### Task brief
Check every line of the entries below for the word "ÖFFENTLICHE", and copy the ones that have it.

### Provided records
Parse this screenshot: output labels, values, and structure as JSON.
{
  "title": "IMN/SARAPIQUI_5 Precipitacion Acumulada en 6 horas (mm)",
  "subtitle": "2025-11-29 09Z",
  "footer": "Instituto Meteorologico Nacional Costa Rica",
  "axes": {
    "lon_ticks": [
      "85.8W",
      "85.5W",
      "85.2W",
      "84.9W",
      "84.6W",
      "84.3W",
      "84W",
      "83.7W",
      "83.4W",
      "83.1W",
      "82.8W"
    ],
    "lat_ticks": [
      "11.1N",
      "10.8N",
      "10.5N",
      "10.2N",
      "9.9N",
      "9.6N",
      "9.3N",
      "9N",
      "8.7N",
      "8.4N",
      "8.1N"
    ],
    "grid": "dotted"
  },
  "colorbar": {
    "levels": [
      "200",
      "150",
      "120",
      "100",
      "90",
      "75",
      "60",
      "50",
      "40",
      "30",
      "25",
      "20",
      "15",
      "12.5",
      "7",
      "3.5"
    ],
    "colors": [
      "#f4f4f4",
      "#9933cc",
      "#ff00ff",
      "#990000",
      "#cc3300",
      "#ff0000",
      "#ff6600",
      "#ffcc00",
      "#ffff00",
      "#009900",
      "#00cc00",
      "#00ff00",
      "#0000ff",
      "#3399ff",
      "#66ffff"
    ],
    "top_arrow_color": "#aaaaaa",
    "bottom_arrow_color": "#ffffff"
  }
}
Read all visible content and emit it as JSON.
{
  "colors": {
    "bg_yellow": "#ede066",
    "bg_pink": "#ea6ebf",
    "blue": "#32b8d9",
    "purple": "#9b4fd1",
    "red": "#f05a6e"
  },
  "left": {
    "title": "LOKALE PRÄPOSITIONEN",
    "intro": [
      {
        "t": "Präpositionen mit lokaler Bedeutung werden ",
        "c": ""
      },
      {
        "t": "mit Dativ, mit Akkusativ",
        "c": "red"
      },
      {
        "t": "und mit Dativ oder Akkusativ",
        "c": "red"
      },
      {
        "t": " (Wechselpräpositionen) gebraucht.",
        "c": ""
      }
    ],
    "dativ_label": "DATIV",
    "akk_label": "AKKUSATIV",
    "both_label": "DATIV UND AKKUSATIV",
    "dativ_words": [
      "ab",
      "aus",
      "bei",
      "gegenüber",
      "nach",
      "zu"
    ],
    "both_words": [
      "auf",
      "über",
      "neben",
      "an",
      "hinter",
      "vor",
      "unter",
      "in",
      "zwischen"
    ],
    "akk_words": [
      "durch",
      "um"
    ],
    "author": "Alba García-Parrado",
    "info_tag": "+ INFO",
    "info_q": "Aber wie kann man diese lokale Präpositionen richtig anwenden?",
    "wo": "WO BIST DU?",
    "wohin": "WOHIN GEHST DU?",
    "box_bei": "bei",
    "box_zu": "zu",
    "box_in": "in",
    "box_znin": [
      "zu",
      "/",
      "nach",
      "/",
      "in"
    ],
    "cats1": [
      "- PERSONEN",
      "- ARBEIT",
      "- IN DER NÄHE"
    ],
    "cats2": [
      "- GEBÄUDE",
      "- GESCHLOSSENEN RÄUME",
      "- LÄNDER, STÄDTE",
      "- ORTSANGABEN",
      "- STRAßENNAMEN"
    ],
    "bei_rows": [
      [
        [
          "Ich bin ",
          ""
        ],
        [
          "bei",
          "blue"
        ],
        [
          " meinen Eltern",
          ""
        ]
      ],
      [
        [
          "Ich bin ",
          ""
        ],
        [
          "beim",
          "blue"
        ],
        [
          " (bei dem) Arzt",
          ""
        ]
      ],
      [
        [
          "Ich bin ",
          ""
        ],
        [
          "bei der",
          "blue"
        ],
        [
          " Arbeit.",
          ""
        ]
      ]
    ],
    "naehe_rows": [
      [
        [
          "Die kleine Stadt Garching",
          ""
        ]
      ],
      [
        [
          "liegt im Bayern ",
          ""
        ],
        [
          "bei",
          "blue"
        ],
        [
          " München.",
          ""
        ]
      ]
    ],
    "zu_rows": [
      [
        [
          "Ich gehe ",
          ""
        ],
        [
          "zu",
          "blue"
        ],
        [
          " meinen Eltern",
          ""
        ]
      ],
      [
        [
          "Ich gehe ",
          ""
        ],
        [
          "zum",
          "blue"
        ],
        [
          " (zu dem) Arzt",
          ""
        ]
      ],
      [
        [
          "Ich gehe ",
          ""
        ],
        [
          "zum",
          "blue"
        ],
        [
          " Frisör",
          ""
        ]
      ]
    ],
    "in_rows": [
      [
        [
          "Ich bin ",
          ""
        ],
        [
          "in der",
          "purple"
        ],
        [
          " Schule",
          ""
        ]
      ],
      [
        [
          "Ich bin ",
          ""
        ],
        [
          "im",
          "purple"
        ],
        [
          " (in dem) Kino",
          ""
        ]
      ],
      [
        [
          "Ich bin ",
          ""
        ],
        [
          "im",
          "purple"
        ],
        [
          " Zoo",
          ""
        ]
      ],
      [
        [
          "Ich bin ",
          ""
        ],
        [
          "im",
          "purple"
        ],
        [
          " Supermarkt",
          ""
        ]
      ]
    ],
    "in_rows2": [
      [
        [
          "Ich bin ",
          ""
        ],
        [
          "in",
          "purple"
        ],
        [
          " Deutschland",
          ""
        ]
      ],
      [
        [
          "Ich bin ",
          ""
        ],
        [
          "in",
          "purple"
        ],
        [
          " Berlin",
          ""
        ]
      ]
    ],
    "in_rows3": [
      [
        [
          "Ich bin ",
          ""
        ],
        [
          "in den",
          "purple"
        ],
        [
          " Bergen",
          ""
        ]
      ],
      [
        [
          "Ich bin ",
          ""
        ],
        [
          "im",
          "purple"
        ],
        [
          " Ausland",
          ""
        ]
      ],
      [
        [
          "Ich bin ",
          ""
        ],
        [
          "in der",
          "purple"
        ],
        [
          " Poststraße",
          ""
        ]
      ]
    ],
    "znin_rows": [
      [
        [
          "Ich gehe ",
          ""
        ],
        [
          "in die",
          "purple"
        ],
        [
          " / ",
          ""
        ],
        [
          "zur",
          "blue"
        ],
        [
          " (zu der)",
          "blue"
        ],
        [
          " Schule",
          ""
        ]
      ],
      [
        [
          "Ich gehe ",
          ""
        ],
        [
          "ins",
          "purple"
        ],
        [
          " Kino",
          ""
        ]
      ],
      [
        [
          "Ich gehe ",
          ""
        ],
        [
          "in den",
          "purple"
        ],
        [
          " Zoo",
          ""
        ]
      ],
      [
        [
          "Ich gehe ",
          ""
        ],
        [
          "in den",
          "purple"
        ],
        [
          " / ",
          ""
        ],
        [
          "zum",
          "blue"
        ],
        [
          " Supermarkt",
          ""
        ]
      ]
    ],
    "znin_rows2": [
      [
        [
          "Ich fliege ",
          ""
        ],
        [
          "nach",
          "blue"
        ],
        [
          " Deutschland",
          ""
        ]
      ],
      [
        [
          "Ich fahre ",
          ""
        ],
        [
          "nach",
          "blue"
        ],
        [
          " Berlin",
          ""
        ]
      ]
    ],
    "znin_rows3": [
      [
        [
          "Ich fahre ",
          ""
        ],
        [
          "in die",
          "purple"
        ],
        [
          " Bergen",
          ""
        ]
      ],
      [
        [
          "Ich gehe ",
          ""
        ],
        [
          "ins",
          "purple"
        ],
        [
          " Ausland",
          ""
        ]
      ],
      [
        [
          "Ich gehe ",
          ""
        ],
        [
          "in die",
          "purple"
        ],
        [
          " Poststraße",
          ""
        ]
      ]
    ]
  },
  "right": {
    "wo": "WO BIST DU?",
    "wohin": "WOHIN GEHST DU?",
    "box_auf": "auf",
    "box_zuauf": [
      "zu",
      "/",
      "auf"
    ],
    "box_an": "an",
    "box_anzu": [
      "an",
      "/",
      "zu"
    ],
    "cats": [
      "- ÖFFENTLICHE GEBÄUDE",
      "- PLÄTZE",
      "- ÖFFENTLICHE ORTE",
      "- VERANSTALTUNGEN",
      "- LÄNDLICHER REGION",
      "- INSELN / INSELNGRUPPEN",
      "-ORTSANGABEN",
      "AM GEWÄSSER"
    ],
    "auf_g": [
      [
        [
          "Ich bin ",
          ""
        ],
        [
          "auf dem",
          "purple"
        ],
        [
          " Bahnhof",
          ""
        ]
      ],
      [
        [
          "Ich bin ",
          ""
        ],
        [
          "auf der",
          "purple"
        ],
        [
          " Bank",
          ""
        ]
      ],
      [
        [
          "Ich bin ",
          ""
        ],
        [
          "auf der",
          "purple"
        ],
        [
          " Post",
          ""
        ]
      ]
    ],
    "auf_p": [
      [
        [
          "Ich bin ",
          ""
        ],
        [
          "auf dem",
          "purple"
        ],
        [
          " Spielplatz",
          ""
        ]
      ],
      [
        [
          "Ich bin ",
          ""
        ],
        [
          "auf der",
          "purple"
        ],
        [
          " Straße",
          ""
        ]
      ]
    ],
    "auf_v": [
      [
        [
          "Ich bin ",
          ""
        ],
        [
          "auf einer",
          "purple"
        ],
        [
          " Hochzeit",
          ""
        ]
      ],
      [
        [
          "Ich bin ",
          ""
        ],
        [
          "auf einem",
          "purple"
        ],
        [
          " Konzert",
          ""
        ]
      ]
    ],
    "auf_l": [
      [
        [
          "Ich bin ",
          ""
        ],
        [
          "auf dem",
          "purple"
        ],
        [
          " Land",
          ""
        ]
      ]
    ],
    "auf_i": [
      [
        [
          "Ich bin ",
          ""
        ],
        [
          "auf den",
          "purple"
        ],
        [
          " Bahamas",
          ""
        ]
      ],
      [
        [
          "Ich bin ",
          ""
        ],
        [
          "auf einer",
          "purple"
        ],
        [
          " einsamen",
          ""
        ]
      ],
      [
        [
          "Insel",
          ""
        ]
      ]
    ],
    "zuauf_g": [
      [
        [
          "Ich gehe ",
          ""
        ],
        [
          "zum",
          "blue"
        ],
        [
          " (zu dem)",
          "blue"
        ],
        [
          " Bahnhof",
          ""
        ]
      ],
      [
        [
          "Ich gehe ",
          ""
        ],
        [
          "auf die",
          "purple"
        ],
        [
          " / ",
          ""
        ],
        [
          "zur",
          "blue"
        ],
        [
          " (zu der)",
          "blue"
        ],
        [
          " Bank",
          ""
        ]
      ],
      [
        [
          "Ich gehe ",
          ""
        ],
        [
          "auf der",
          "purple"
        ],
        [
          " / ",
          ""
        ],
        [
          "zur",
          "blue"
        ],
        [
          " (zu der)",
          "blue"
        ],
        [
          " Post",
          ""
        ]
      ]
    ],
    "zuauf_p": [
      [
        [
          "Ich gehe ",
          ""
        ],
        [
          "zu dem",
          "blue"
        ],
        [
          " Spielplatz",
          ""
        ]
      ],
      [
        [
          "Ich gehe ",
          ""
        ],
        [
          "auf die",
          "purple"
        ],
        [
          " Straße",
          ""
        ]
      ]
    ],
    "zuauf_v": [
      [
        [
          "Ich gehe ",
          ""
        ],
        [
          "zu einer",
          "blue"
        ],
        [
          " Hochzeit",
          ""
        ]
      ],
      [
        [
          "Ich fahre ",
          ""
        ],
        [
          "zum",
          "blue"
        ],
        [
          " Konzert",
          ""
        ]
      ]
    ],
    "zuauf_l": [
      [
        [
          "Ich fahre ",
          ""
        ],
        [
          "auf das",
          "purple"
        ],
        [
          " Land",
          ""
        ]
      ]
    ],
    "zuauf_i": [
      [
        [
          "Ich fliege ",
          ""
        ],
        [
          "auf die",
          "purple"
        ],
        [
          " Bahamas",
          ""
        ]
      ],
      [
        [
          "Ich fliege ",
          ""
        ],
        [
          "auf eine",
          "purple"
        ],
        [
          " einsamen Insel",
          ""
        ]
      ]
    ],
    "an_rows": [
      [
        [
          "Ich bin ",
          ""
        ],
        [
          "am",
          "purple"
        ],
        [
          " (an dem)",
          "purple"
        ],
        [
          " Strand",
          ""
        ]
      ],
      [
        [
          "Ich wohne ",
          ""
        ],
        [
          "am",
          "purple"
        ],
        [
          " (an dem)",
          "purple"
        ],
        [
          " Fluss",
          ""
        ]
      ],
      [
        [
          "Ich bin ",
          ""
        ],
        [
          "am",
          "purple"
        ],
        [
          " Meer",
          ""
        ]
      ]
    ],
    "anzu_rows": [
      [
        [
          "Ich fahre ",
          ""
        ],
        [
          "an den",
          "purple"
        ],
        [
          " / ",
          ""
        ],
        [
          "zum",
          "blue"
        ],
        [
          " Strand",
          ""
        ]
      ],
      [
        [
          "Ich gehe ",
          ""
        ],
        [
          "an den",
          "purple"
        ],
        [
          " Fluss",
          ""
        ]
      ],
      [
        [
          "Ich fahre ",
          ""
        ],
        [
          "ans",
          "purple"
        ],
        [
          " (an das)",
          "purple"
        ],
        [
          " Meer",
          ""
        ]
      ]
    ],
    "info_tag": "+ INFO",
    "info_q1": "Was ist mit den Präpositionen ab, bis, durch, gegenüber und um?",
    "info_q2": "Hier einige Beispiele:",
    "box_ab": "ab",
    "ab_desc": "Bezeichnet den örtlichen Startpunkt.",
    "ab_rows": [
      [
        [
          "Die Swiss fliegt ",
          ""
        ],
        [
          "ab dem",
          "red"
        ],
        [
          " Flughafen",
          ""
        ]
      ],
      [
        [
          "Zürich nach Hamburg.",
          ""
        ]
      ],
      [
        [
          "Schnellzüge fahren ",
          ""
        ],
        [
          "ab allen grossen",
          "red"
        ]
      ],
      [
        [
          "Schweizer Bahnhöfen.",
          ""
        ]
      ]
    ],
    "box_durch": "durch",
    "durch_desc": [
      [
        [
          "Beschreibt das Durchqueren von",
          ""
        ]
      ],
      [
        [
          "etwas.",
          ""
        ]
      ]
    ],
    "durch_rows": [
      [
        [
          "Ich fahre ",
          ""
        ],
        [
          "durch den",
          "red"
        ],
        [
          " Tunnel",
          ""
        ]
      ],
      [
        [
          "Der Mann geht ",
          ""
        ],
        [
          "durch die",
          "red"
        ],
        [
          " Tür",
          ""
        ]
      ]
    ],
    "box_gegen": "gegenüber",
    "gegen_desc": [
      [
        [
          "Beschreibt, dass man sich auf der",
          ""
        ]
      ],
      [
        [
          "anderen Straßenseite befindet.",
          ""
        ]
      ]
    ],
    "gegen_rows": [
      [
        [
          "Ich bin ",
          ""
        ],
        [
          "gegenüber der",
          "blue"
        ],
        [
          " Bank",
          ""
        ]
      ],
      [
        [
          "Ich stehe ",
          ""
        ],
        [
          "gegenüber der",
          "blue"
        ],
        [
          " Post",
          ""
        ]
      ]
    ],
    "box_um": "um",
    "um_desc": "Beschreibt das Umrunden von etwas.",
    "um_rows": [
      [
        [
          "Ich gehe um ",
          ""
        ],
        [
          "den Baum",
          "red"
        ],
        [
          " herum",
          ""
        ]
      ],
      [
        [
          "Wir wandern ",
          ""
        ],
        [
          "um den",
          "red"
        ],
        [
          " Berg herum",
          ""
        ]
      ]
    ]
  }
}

### Correct answer
      "- ÖFFENTLICHE GEBÄUDE",
      "- ÖFFENTLICHE ORTE",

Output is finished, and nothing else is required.